(Dataset items)
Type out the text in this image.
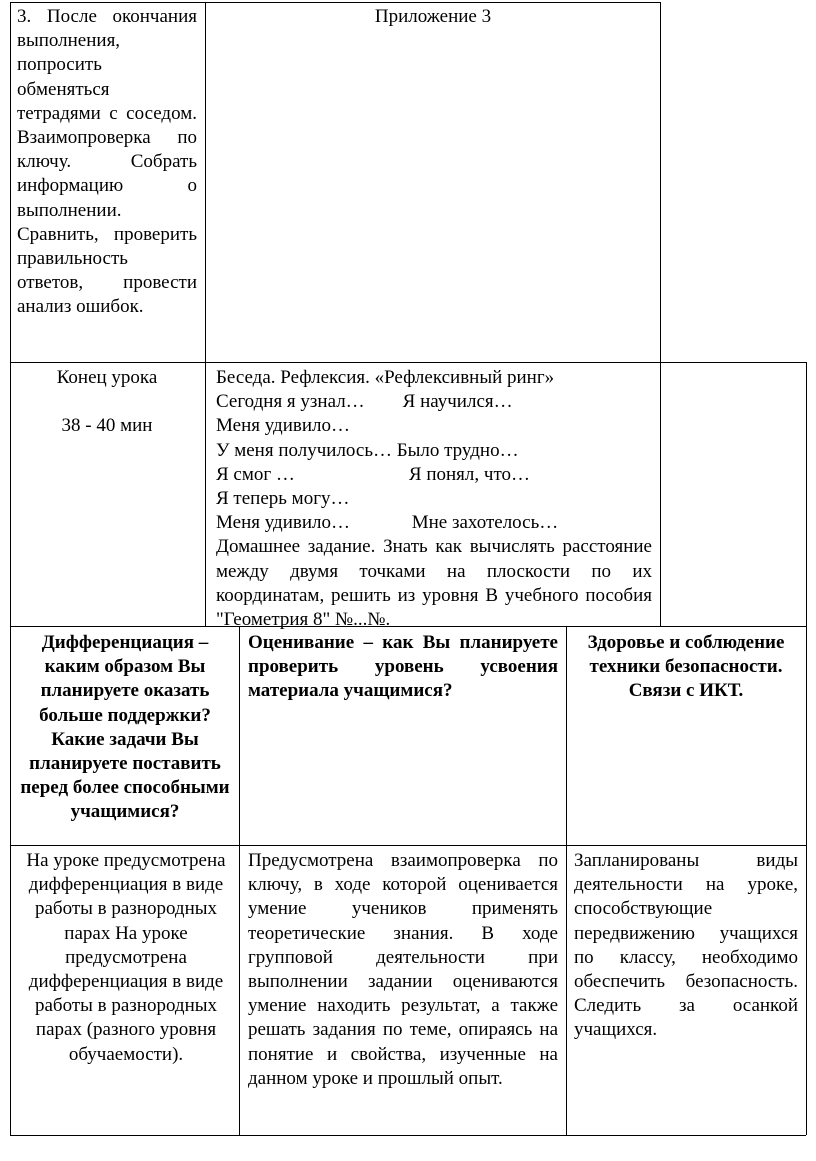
3. После окончания выполнения, попросить обменяться тетрадями с соседом. Взаимопроверка по ключу. Собрать информацию о выполнении. Сравнить, проверить правильность ответов, провести анализ ошибок.
Приложение 3
Конец урока
38 - 40 мин
Беседа. Рефлексия. «Рефлексивный ринг»
Сегодня я узнал…        Я научился…
Меня удивило…
У меня получилось… Было трудно…
Я смог …                        Я понял, что…
Я теперь могу…
Меня удивило…             Мне захотелось…
Домашнее задание. Знать как вычислять расстояние между двумя точками на плоскости по их координатам, решить из уровня В учебного пособия "Геометрия 8" №...№.
Дифференциация – каким образом Вы планируете оказать больше поддержки? Какие задачи Вы планируете поставить перед более способными учащимися?
Оценивание – как Вы планируете проверить уровень усвоения материала учащимися?
Здоровье и соблюдение техники безопасности. Связи с ИКТ.
На уроке предусмотрена дифференциация в виде работы в разнородных парах На уроке предусмотрена дифференциация в виде работы в разнородных парах (разного уровня обучаемости).
Предусмотрена взаимопроверка по ключу, в ходе которой оценивается умение учеников применять теоретические знания. В ходе групповой деятельности при выполнении задании оцениваются умение находить результат, а также решать задания по теме, опираясь на понятие и свойства, изученные на данном уроке и прошлый опыт.
Запланированы виды деятельности на уроке, способствующие передвижению учащихся по классу, необходимо обеспечить безопасность. Следить за осанкой учащихся.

_Written exercise_
Your task is to repeat the material above exactly, without its pictures.

_Output_
Type out the text in this image.
3. После окончания выполнения, попросить обменяться тетрадями с соседом. Взаимопроверка по ключу. Собрать информацию о выполнении. Сравнить, проверить правильность ответов, провести анализ ошибок.
Приложение 3
Конец урока
38 - 40 мин
Беседа. Рефлексия. «Рефлексивный ринг»
Сегодня я узнал…        Я научился…
Меня удивило…
У меня получилось… Было трудно…
Я смог …                        Я понял, что…
Я теперь могу…
Меня удивило…             Мне захотелось…
Домашнее задание. Знать как вычислять расстояние между двумя точками на плоскости по их координатам, решить из уровня В учебного пособия "Геометрия 8" №...№.
Дифференциация – каким образом Вы планируете оказать больше поддержки? Какие задачи Вы планируете поставить перед более способными учащимися?
Оценивание – как Вы планируете проверить уровень усвоения материала учащимися?
Здоровье и соблюдение техники безопасности. Связи с ИКТ.
На уроке предусмотрена дифференциация в виде работы в разнородных парах На уроке предусмотрена дифференциация в виде работы в разнородных парах (разного уровня обучаемости).
Предусмотрена взаимопроверка по ключу, в ходе которой оценивается умение учеников применять теоретические знания. В ходе групповой деятельности при выполнении задании оцениваются умение находить результат, а также решать задания по теме, опираясь на понятие и свойства, изученные на данном уроке и прошлый опыт.
Запланированы виды деятельности на уроке, способствующие передвижению учащихся по классу, необходимо обеспечить безопасность. Следить за осанкой учащихся.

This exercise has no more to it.